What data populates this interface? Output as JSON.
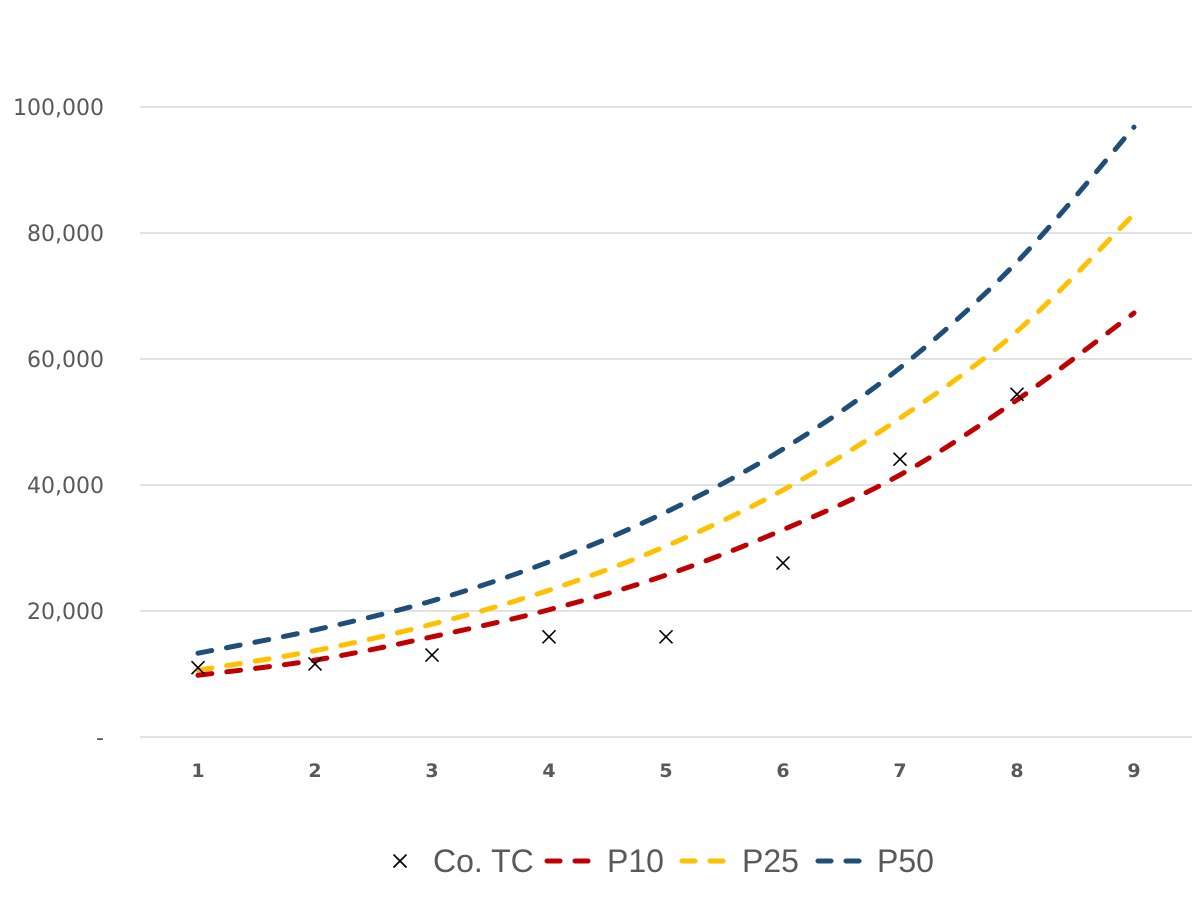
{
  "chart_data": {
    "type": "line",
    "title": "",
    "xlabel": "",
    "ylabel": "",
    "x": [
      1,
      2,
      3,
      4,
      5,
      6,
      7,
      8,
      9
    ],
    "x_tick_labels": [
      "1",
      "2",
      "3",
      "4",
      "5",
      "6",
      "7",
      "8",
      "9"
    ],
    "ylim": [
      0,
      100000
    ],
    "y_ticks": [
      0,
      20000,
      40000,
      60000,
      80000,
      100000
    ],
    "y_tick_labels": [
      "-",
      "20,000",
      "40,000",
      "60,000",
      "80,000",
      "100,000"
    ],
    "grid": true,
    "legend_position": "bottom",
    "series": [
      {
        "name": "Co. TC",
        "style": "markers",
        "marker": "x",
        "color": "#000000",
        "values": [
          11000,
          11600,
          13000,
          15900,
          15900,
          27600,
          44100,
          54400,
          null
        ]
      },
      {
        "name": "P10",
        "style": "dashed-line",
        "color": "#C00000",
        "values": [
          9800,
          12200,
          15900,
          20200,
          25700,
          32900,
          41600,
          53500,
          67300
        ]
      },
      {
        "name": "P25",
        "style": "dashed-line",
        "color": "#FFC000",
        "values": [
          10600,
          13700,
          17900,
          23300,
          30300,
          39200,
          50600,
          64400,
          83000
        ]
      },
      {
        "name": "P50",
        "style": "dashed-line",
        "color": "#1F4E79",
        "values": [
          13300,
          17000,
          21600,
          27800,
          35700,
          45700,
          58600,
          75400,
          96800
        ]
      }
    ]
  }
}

::::::

● What to produce: Give back all entries exactly. No pictures belong in the copy.

● Problem solution:
What data populates this interface? Output as JSON.
{
  "chart_data": {
    "type": "line",
    "title": "",
    "xlabel": "",
    "ylabel": "",
    "x": [
      1,
      2,
      3,
      4,
      5,
      6,
      7,
      8,
      9
    ],
    "x_tick_labels": [
      "1",
      "2",
      "3",
      "4",
      "5",
      "6",
      "7",
      "8",
      "9"
    ],
    "ylim": [
      0,
      100000
    ],
    "y_ticks": [
      0,
      20000,
      40000,
      60000,
      80000,
      100000
    ],
    "y_tick_labels": [
      "-",
      "20,000",
      "40,000",
      "60,000",
      "80,000",
      "100,000"
    ],
    "grid": true,
    "legend_position": "bottom",
    "series": [
      {
        "name": "Co. TC",
        "style": "markers",
        "marker": "x",
        "color": "#000000",
        "values": [
          11000,
          11600,
          13000,
          15900,
          15900,
          27600,
          44100,
          54400,
          null
        ]
      },
      {
        "name": "P10",
        "style": "dashed-line",
        "color": "#C00000",
        "values": [
          9800,
          12200,
          15900,
          20200,
          25700,
          32900,
          41600,
          53500,
          67300
        ]
      },
      {
        "name": "P25",
        "style": "dashed-line",
        "color": "#FFC000",
        "values": [
          10600,
          13700,
          17900,
          23300,
          30300,
          39200,
          50600,
          64400,
          83000
        ]
      },
      {
        "name": "P50",
        "style": "dashed-line",
        "color": "#1F4E79",
        "values": [
          13300,
          17000,
          21600,
          27800,
          35700,
          45700,
          58600,
          75400,
          96800
        ]
      }
    ]
  }
}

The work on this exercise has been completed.